| Stated problem |
The records below are to be quoted in full; please keep every word exact.

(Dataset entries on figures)
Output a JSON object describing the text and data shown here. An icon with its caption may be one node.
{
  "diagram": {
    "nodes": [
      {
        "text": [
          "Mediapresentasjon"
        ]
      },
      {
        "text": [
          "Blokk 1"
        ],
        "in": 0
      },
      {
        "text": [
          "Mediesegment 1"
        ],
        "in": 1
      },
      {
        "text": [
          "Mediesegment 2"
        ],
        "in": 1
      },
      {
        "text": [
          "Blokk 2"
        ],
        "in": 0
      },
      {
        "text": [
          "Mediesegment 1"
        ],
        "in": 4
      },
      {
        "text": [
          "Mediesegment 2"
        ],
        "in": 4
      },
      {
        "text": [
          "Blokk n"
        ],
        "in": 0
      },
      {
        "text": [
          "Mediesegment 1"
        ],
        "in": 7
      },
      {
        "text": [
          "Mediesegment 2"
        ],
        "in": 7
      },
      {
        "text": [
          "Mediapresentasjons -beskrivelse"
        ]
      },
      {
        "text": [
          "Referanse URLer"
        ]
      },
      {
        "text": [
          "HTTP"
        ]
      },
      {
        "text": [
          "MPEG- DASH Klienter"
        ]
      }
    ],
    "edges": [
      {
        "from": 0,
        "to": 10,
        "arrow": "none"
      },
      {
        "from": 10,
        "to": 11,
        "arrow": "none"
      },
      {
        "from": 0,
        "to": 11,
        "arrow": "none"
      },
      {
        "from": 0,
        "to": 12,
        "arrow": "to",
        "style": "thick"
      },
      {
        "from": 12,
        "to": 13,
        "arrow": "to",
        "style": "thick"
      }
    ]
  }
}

| Complete output |
Output a JSON object describing the text and data shown here. An icon with its caption may be one node.
{
  "diagram": {
    "nodes": [
      {
        "text": [
          "Mediapresentasjon"
        ]
      },
      {
        "text": [
          "Blokk 1"
        ],
        "in": 0
      },
      {
        "text": [
          "Mediesegment 1"
        ],
        "in": 1
      },
      {
        "text": [
          "Mediesegment 2"
        ],
        "in": 1
      },
      {
        "text": [
          "Blokk 2"
        ],
        "in": 0
      },
      {
        "text": [
          "Mediesegment 1"
        ],
        "in": 4
      },
      {
        "text": [
          "Mediesegment 2"
        ],
        "in": 4
      },
      {
        "text": [
          "Blokk n"
        ],
        "in": 0
      },
      {
        "text": [
          "Mediesegment 1"
        ],
        "in": 7
      },
      {
        "text": [
          "Mediesegment 2"
        ],
        "in": 7
      },
      {
        "text": [
          "Mediapresentasjons -beskrivelse"
        ]
      },
      {
        "text": [
          "Referanse URLer"
        ]
      },
      {
        "text": [
          "HTTP"
        ]
      },
      {
        "text": [
          "MPEG- DASH Klienter"
        ]
      }
    ],
    "edges": [
      {
        "from": 0,
        "to": 10,
        "arrow": "none"
      },
      {
        "from": 10,
        "to": 11,
        "arrow": "none"
      },
      {
        "from": 0,
        "to": 11,
        "arrow": "none"
      },
      {
        "from": 0,
        "to": 12,
        "arrow": "to",
        "style": "thick"
      },
      {
        "from": 12,
        "to": 13,
        "arrow": "to",
        "style": "thick"
      }
    ]
  }
}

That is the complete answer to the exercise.